## [Tasks for this exercise]
1 – Write out the Elf on the Shelf passage from "The holiday industry" down to "productivity: the elf.".
2 – Answer these questions from the Elf on the Shelf passage:
(a) How much did U.S. consumers spend between Black Friday and Christmas Eve in 2016?
(b) How tall is the elf figurine?
(c) What color is the elf's suit?

## [Quoted text]
The holiday industry in the United States is a multi-billion dollar business. In 2016, U.S. consumers spent $655.8 billion dollars between Black Friday and Christmas Eve and the average household budget for holiday gifts came in at approximately $588.90.1 Given the volume of consumer spending devoted to holiday cheer, most companies aim to capture a slice of the proverbial fruitcake. Occasionally, this battle for profit can pit companies against one another, leading to less-than-cheerful legal showdowns. One case in particular comes down to a battle over a quintessential figure of holiday productivity: the elf.
Most people are familiar with the iconic “Elf on the Shelf” figurine that has embedded itself into the hearts, minds and homes of families across the country and globe. The 8.5 inch elf figurine, dressed in a red suit reminiscent of Chris Cringle’s, is accompanied by a book that describes the character’s origins. The story goes that Santa was in desperate need of scouts to help track individuals for the naughty and nice lists throughout the year. Santa sent these elves to each family to watch over the children and report back to the North Pole at night. The elves pass along each child’s Christmas list and tell Santa whether they behaved nicely or poorly that day. Many parents have spent their evenings creating amusing (and often elaborate) scenes for the elves. In the morning, children wake up believing their elf really did travel to the North Pole and happened to fall into a little mischief on the return journey.

## [Dataset excerpt]
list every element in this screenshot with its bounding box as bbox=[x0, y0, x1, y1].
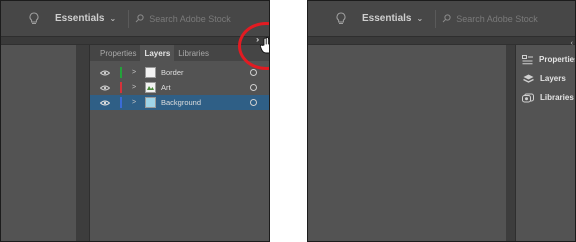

## [Solutions to the tasks]
1 –
The holiday industry in the United States is a multi-billion dollar business. In 2016, U.S. consumers spent $655.8 billion dollars between Black Friday and Christmas Eve and the average household budget for holiday gifts came in at approximately $588.90.1 Given the volume of consumer spending devoted to holiday cheer, most companies aim to capture a slice of the proverbial fruitcake. Occasionally, this battle for profit can pit companies against one another, leading to less-than-cheerful legal showdowns. One case in particular comes down to a battle over a quintessential figure of holiday productivity: the elf.

2 –
(a) $655.8 billion
(b) 8.5 inches
(c) Red